§ **The task**:
From the line containing "Extract all readable text from this page." to the end of the data, retype every line exactly and nothing else. Drop the pictures.
— begin —
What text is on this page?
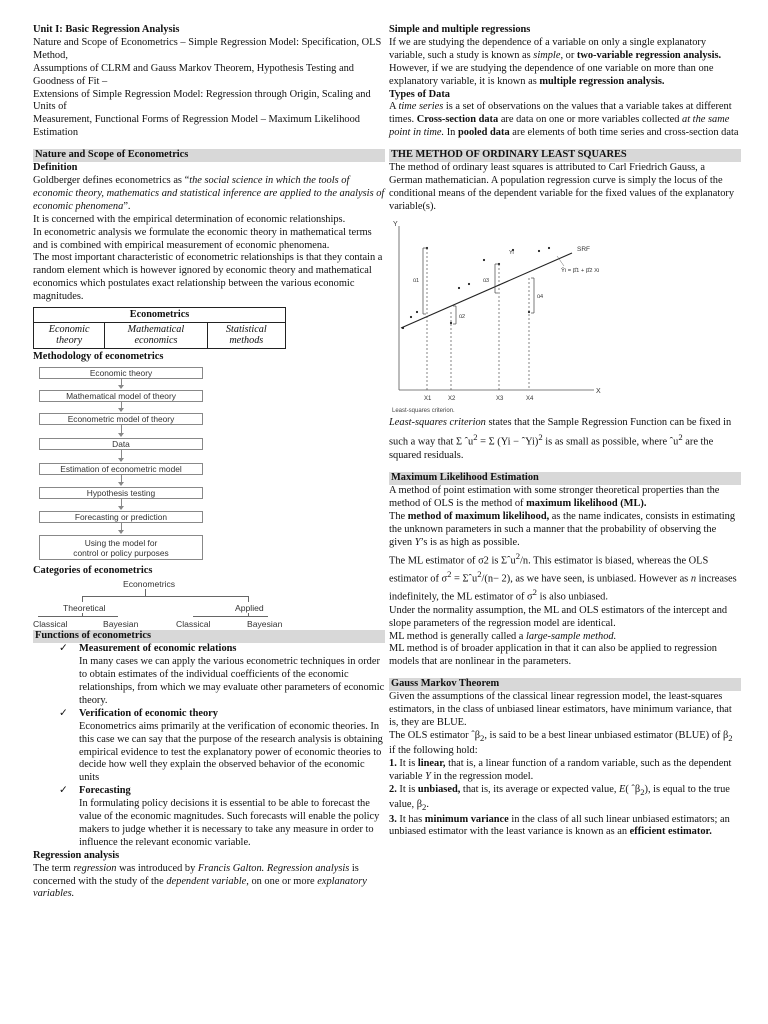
Unit I: Basic Regression Analysis

Nature and Scope of Econometrics – Simple Regression Model: Specification, OLS Method,

Assumptions of CLRM and Gauss Markov Theorem, Hypothesis Testing and Goodness of Fit –

Extensions of Simple Regression Model: Regression through Origin, Scaling and Units of

Measurement, Functional Forms of Regression Model – Maximum Likelihood Estimation

Nature and Scope of Econometrics

Definition

Goldberger defines econometrics as “the social science in which the tools of economic theory, mathematics and statistical inference are applied to the analysis of economic phenomena”.

It is concerned with the empirical determination of economic relationships.

In econometric analysis we formulate the economic theory in mathematical terms and is combined with empirical measurement of economic phenomena.

The most important characteristic of econometric relationships is that they contain a random element which is however ignored by economic theory and mathematical economics which postulates exact relationship between the various economic magnitudes.

Econometrics
Economic theory	Mathematical economics	Statistical methods

Methodology of econometrics

Economic theory
Mathematical model of theory
Econometric model of theory
Data
Estimation of econometric model
Hypothesis testing
Forecasting or prediction
Using the model for
control or policy purposes

Categories of econometrics

Econometrics
Theoretical	Applied
Classical	Bayesian	Classical	Bayesian

Functions of econometrics

✓ Measurement of economic relations

In many cases we can apply the various econometric techniques in order to obtain estimates of the individual coefficients of the economic relationships, from which we may evaluate other parameters of economic theory.

✓ Verification of economic theory

Econometrics aims primarily at the verification of economic theories. In this case we can say that the purpose of the research analysis is obtaining empirical evidence to test the explanatory power of economic theories to decide how well they explain the observed behavior of the economic units

✓ Forecasting

In formulating policy decisions it is essential to be able to forecast the value of the economic magnitudes. Such forecasts will enable the policy makers to judge whether it is necessary to take any measure in order to influence the relevant economic variable.

Regression analysis

The term regression was introduced by Francis Galton. Regression analysis is concerned with the study of the dependent variable, on one or more explanatory variables.

Simple and multiple regressions

If we are studying the dependence of a variable on only a single explanatory variable, such a study is known as simple, or two-variable regression analysis. However, if we are studying the dependence of one variable on more than one explanatory variable, it is known as multiple regression analysis.

Types of Data

A time series is a set of observations on the values that a variable takes at different times. Cross-section data are data on one or more variables collected at the same point in time. In pooled data are elements of both time series and cross-section data

THE METHOD OF ORDINARY LEAST SQUARES

The method of ordinary least squares is attributed to Carl Friedrich Gauss, a German mathematician. A population regression curve is simply the locus of the conditional means of the dependent variable for the fixed values of the explanatory variable(s).

Y
X
SRF
Ŷi = β̂1 + β̂2 Xi
û1
û2
û3
û4
Yi
X1	X2	X3	X4
Least-squares criterion.

Least-squares criterion states that the Sample Regression Function can be fixed in such a way that Σ ˆu$^2$ = Σ (Yi − ˆYi)$^2$ is as small as possible, where ˆu$^2$ are the squared residuals.

Maximum Likelihood Estimation

A method of point estimation with some stronger theoretical properties than the method of OLS is the method of maximum likelihood (ML).

The method of maximum likelihood, as the name indicates, consists in estimating the unknown parameters in such a manner that the probability of observing the given Y’s is as high as possible.

The ML estimator of σ2 is Σˆu$^2$/n. This estimator is biased, whereas the OLS estimator of $\sigma^2$ = Σˆu$^2$/(n− 2), as we have seen, is unbiased. However as n increases indefinitely, the ML estimator of $\sigma^2$ is also unbiased.

Under the normality assumption, the ML and OLS estimators of the intercept and slope parameters of the regression model are identical.

ML method is generally called a large-sample method.

ML method is of broader application in that it can also be applied to regression models that are nonlinear in the parameters.

Gauss Markov Theorem

Given the assumptions of the classical linear regression model, the least-squares estimators, in the class of unbiased linear estimators, have minimum variance, that is, they are BLUE.

The OLS estimator ˆβ$_2$, is said to be a best linear unbiased estimator (BLUE) of $\beta_2$ if the following hold:

1. It is linear, that is, a linear function of a random variable, such as the dependent variable Y in the regression model.

2. It is unbiased, that is, its average or expected value, E( ˆβ$_2$), is equal to the true value, $\beta_2$.

3. It has minimum variance in the class of all such linear unbiased estimators; an unbiased estimator with the least variance is known as an efficient estimator.
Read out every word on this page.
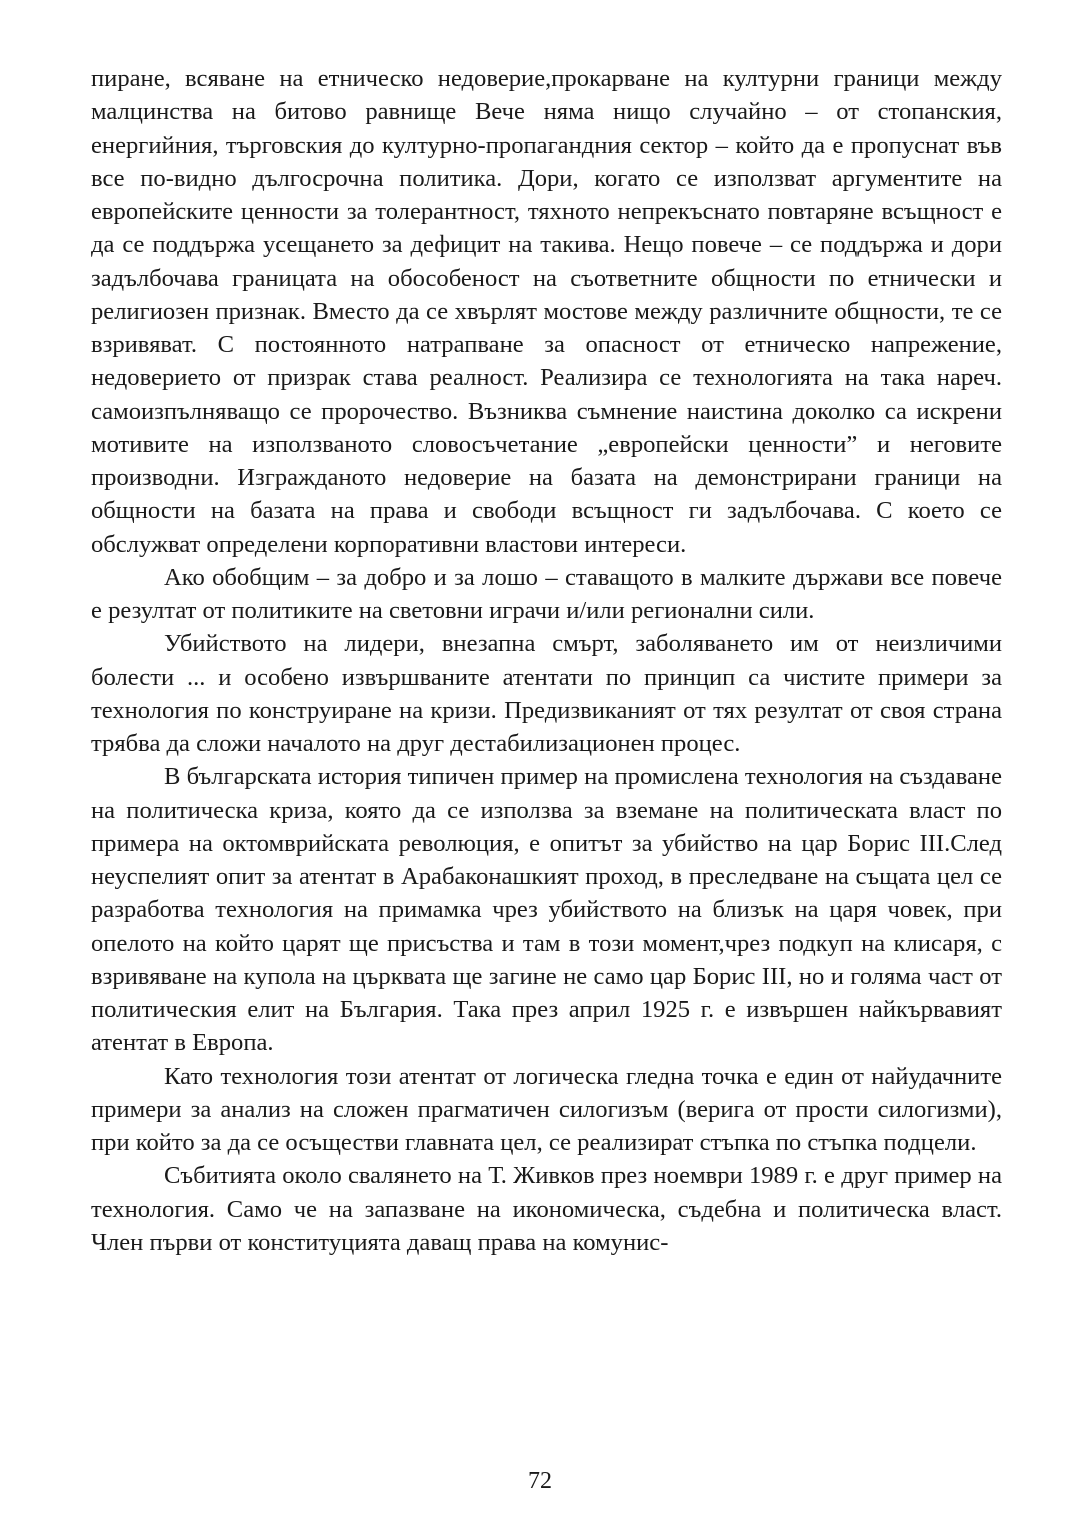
пиране, всяване на етническо недоверие,прокарване на културни граници между малцинства на битово равнище Вече няма нищо случайно – от стопанския, енергийния, търговския до културно-пропагандния сектор – който да е пропуснат във все по-видно дългосрочна политика. Дори, когато се използват аргументите на европейските ценности за толерантност, тяхното непрекъснато повтаряне всъщност е да се поддържа усещането за дефицит на такива. Нещо повече – се поддържа и дори задълбочава границата на обособеност на съответните общности по етнически и религиозен признак. Вместо да се хвърлят мостове между различните общности, те се взривяват. С постоянното натрапване за опасност от етническо напрежение, недоверието от призрак става реалност. Реализира се технологията на така нареч. самоизпълняващо се пророчество. Възниква съмнение наистина доколко са искрени мотивите на използваното словосъчетание „европейски ценности” и неговите производни. Изгражданото недоверие на базата на демонстрирани граници на общности на базата на права и свободи всъщност ги задълбочава. С което се обслужват определени корпоративни властови интереси.

Ако обобщим – за добро и за лошо – ставащото в малките държави все повече е резултат от политиките на световни играчи и/или регионални сили.

Убийството на лидери, внезапна смърт, заболяването им от неизличими болести ... и особено извършваните атентати по принцип са чистите примери за технология по конструиране на кризи. Предизвиканият от тях резултат от своя страна трябва да сложи началото на друг дестабилизационен процес.

В българската история типичен пример на промислена технология на създаване на политическа криза, която да се използва за вземане на политическата власт по примера на октомврийската революция, е опитът за убийство на цар Борис III.След неуспелият опит за атентат в Арабаконашкият проход, в преследване на същата цел се разработва технология на примамка чрез убийството на близък на царя човек, при опелото на който царят ще присъства и там в този момент,чрез подкуп на клисаря, с взривяване на купола на църквата ще загине не само цар Борис III, но и голяма част от политическия елит на България. Така през април 1925 г. е извършен найкървавият атентат в Европа.

Като технология този атентат от логическа гледна точка е един от найудачните примери за анализ на сложен прагматичен силогизъм (верига от прости силогизми), при който за да се осъществи главната цел, се реализират стъпка по стъпка подцели.

Събитията около свалянето на Т. Живков през ноември 1989 г. е друг пример на технология. Само че на запазване на икономическа, съдебна и политическа власт. Член първи от конституцията даващ права на комунис-

72
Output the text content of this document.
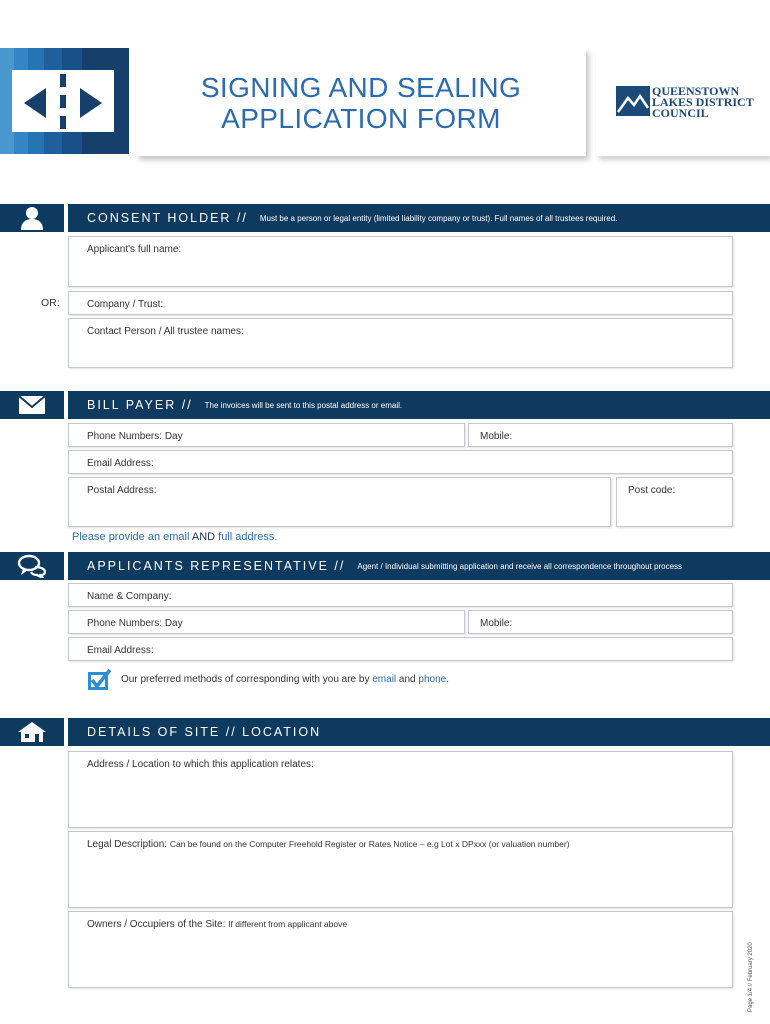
SIGNING AND SEALING
APPLICATION FORM
QUEENSTOWN
LAKES DISTRICT
COUNCIL
CONSENT HOLDER // Must be a person or legal entity (limited liability company or trust). Full names of all trustees required.
Applicant's full name:
OR:	Company / Trust:
Contact Person / All trustee names:
BILL PAYER // The invoices will be sent to this postal address or email.
Phone Numbers: Day	Mobile:
Email Address:
Postal Address:	Post code:
Please provide an email AND full address.
APPLICANTS REPRESENTATIVE // Agent / Individual submitting application and receive all correspondence throughout process
Name & Company:
Phone Numbers: Day	Mobile:
Email Address:
Our preferred methods of corresponding with you are by email and phone.
DETAILS OF SITE // LOCATION
Address / Location to which this application relates:
Legal Description: Can be found on the Computer Freehold Register or Rates Notice – e.g Lot x DPxxx (or valuation number)
Owners / Occupiers of the Site: If different from applicant above
Page 1/4 // February 2020
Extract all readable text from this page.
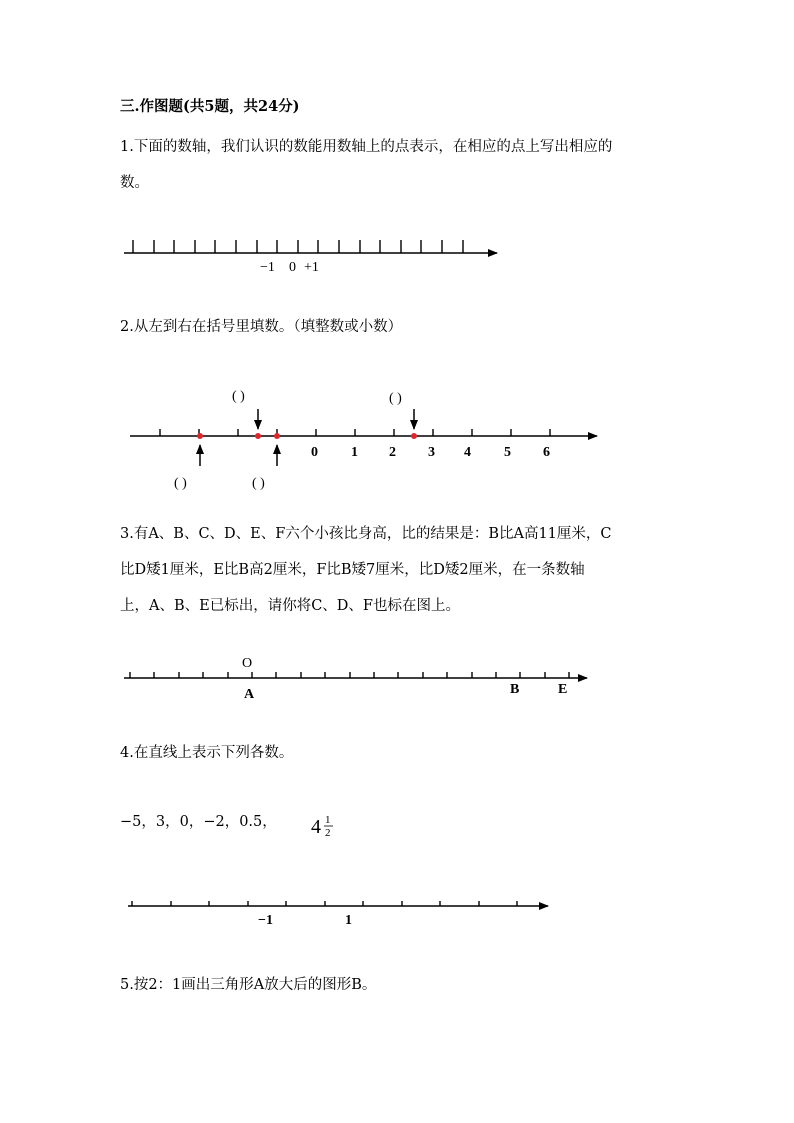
三.作图题(共5题，共24分)
1.下面的数轴，我们认识的数能用数轴上的点表示，在相应的点上写出相应的
数。
−1 0 +1
0 1 2 3 4 5 6
( )	( )
( )	( )
O
A	B	E
4 1
2
−1	1
2.从左到右在括号里填数。（填整数或小数）
3.有A、B、C、D、E、F六个小孩比身高，比的结果是：B比A高11厘米，C
比D矮1厘米，E比B高2厘米，F比B矮7厘米，比D矮2厘米，在一条数轴
上，A、B、E已标出，请你将C、D、F也标在图上。
4.在直线上表示下列各数。
−5，3，0，−2，0.5，
5.按2：1画出三角形A放大后的图形B。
— end —
§ **Output**:
Extract all readable text from this page.
三.作图题(共5题，共24分)
1.下面的数轴，我们认识的数能用数轴上的点表示，在相应的点上写出相应的
数。
−1 0 +1
0 1 2 3 4 5 6
( )	( )
( )	( )
O
A	B	E
4 1
2
−1	1
2.从左到右在括号里填数。（填整数或小数）
3.有A、B、C、D、E、F六个小孩比身高，比的结果是：B比A高11厘米，C
比D矮1厘米，E比B高2厘米，F比B矮7厘米，比D矮2厘米，在一条数轴
上，A、B、E已标出，请你将C、D、F也标在图上。
4.在直线上表示下列各数。
−5，3，0，−2，0.5，
5.按2：1画出三角形A放大后的图形B。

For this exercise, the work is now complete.